◆ **Problems**
1. Answer these questions from the passage about the Visa antitrust probe:
(a) In what month did DOJ launch its probe of Visa?
(b) What does Visa let fintech firms use, and on what condition?
(c) What was the value of the merger agreement that Visa and Plaid abandoned?
2. Could you extend the passage about the DOJ antitrust probe of Visa with a few sentences that pick up after its final sentence?

◆ **Supplied passage**
DOJ launched its antitrust probe of Visa in March this year to examine whether the firm reduced merchants’ ability to route debit-card transactions over less-expensive networks.
Visa, which is said to be the biggest network in the US, provides payment rails for debit and credit card payments. It allows fintech firms to use its rails for transactions with a fee.
According to sources, Visa offered to minimise its fee for Square and send performance payments to the firm that would increase when Square makes more transactions.
This has led Square to use Visa for several of its Cash App transactions, some of the sources said.
In January this year, Visa and fintech Plaid abandoned their $5.3bn merger agreement after DOJ filed a civil antitrust lawsuit.

◆ **Data extract**
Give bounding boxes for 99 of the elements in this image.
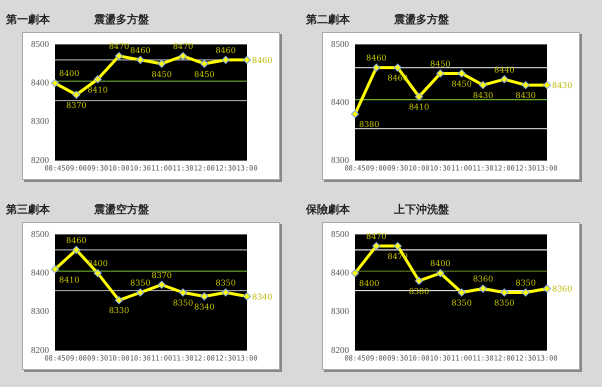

◆ **Outputs by task**
1.
(a) March.
(b) Its payment rails for transactions, for a fee.
(c) $5.3bn.

2.
The lawsuit, filed by DOJ last November, alleged that the deal could negatively impact competition in the payments sector.
It said that the deal would do away with significant competition from Plaid, which is building a payments platform that would challenge Visa’s monopoly in the online debit market.
Meanwhile, Visa’s recent earnings statement showed GAAP net income of $3.6bn in the fiscal fourth quarter, a 68% surge compared to the same quarter a year ago. Net revenues increased 29% to $6.6bn over this period.
Full-year net revenues and GAAP net income increased 10% and 13%, respectively.